Source records:

┄┄┄┄┄┄┄┄┄┄

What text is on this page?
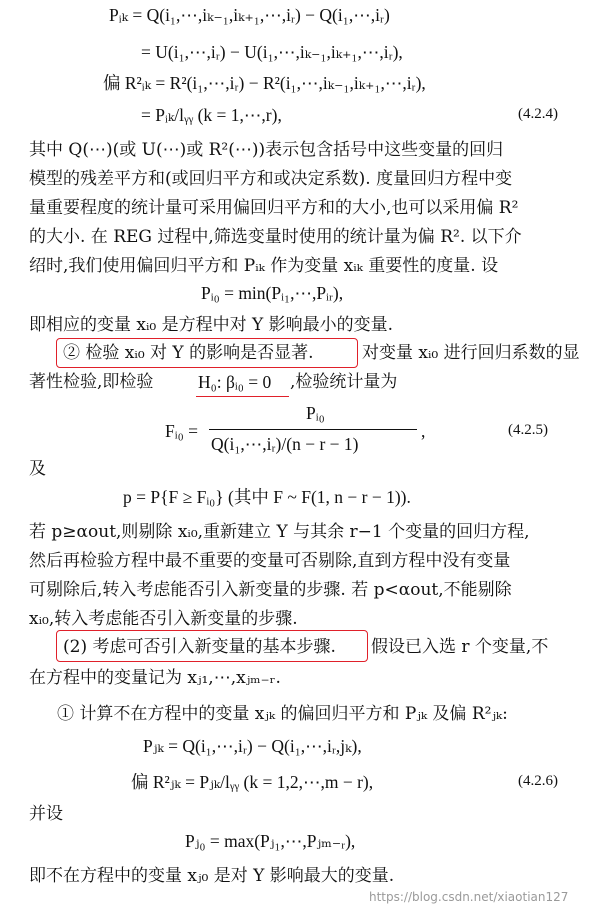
Pᵢₖ = Q(i₁,⋯,iₖ₋₁,iₖ₊₁,⋯,iᵣ) − Q(i₁,⋯,iᵣ)
= U(i₁,⋯,iᵣ) − U(i₁,⋯,iₖ₋₁,iₖ₊₁,⋯,iᵣ),
偏 R²ᵢₖ = R²(i₁,⋯,iᵣ) − R²(i₁,⋯,iₖ₋₁,iₖ₊₁,⋯,iᵣ),
= Pᵢₖ/lᵧᵧ (k = 1,⋯,r),	(4.2.4)
其中 Q(⋯)(或 U(⋯)或 R²(⋯))表示包含括号中这些变量的回归
模型的残差平方和(或回归平方和或决定系数). 度量回归方程中变
量重要程度的统计量可采用偏回归平方和的大小,也可以采用偏 R²
的大小. 在 REG 过程中,筛选变量时使用的统计量为偏 R². 以下介
绍时,我们使用偏回归平方和 Pᵢₖ 作为变量 xᵢₖ 重要性的度量. 设
Pᵢ₀ = min(Pᵢ₁,⋯,Pᵢᵣ),
即相应的变量 xᵢ₀ 是方程中对 Y 影响最小的变量.
② 检验 xᵢ₀ 对 Y 的影响是否显著.	对变量 xᵢ₀ 进行回归系数的显
著性检验,即检验	H₀: βᵢ₀ = 0 ,检验统计量为
Fᵢ₀ =
Pᵢ₀
Q(i₁,⋯,iᵣ)/(n − r − 1)
,	(4.2.5)
及
p = P{F ≥ Fᵢ₀} (其中 F ~ F(1, n − r − 1)).
若 p≥αout,则剔除 xᵢ₀,重新建立 Y 与其余 r−1 个变量的回归方程,
然后再检验方程中最不重要的变量可否剔除,直到方程中没有变量
可剔除后,转入考虑能否引入新变量的步骤. 若 p<αout,不能剔除
xᵢ₀,转入考虑能否引入新变量的步骤.
(2) 考虑可否引入新变量的基本步骤. 假设已入选 r 个变量,不
在方程中的变量记为 xⱼ₁,⋯,xⱼₘ₋ᵣ.
① 计算不在方程中的变量 xⱼₖ 的偏回归平方和 Pⱼₖ 及偏 R²ⱼₖ:
Pⱼₖ = Q(i₁,⋯,iᵣ) − Q(i₁,⋯,iᵣ,jₖ),
偏 R²ⱼₖ = Pⱼₖ/lᵧᵧ (k = 1,2,⋯,m − r),	(4.2.6)
并设
Pⱼ₀ = max(Pⱼ₁,⋯,Pⱼₘ₋ᵣ),
即不在方程中的变量 xⱼ₀ 是对 Y 影响最大的变量.
https://blog.csdn.net/xiaotian127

┄┄┄┄┄┄┄┄┄┄

Given request: Repeat each record exactly as shown above, dropping all images.

Finished answer:
What text is on this page?
Pᵢₖ = Q(i₁,⋯,iₖ₋₁,iₖ₊₁,⋯,iᵣ) − Q(i₁,⋯,iᵣ)
= U(i₁,⋯,iᵣ) − U(i₁,⋯,iₖ₋₁,iₖ₊₁,⋯,iᵣ),
偏 R²ᵢₖ = R²(i₁,⋯,iᵣ) − R²(i₁,⋯,iₖ₋₁,iₖ₊₁,⋯,iᵣ),
= Pᵢₖ/lᵧᵧ (k = 1,⋯,r),	(4.2.4)
其中 Q(⋯)(或 U(⋯)或 R²(⋯))表示包含括号中这些变量的回归
模型的残差平方和(或回归平方和或决定系数). 度量回归方程中变
量重要程度的统计量可采用偏回归平方和的大小,也可以采用偏 R²
的大小. 在 REG 过程中,筛选变量时使用的统计量为偏 R². 以下介
绍时,我们使用偏回归平方和 Pᵢₖ 作为变量 xᵢₖ 重要性的度量. 设
Pᵢ₀ = min(Pᵢ₁,⋯,Pᵢᵣ),
即相应的变量 xᵢ₀ 是方程中对 Y 影响最小的变量.
② 检验 xᵢ₀ 对 Y 的影响是否显著.	对变量 xᵢ₀ 进行回归系数的显
著性检验,即检验	H₀: βᵢ₀ = 0 ,检验统计量为
Fᵢ₀ =
Pᵢ₀
Q(i₁,⋯,iᵣ)/(n − r − 1)
,	(4.2.5)
及
p = P{F ≥ Fᵢ₀} (其中 F ~ F(1, n − r − 1)).
若 p≥αout,则剔除 xᵢ₀,重新建立 Y 与其余 r−1 个变量的回归方程,
然后再检验方程中最不重要的变量可否剔除,直到方程中没有变量
可剔除后,转入考虑能否引入新变量的步骤. 若 p<αout,不能剔除
xᵢ₀,转入考虑能否引入新变量的步骤.
(2) 考虑可否引入新变量的基本步骤. 假设已入选 r 个变量,不
在方程中的变量记为 xⱼ₁,⋯,xⱼₘ₋ᵣ.
① 计算不在方程中的变量 xⱼₖ 的偏回归平方和 Pⱼₖ 及偏 R²ⱼₖ:
Pⱼₖ = Q(i₁,⋯,iᵣ) − Q(i₁,⋯,iᵣ,jₖ),
偏 R²ⱼₖ = Pⱼₖ/lᵧᵧ (k = 1,2,⋯,m − r),	(4.2.6)
并设
Pⱼ₀ = max(Pⱼ₁,⋯,Pⱼₘ₋ᵣ),
即不在方程中的变量 xⱼ₀ 是对 Y 影响最大的变量.
https://blog.csdn.net/xiaotian127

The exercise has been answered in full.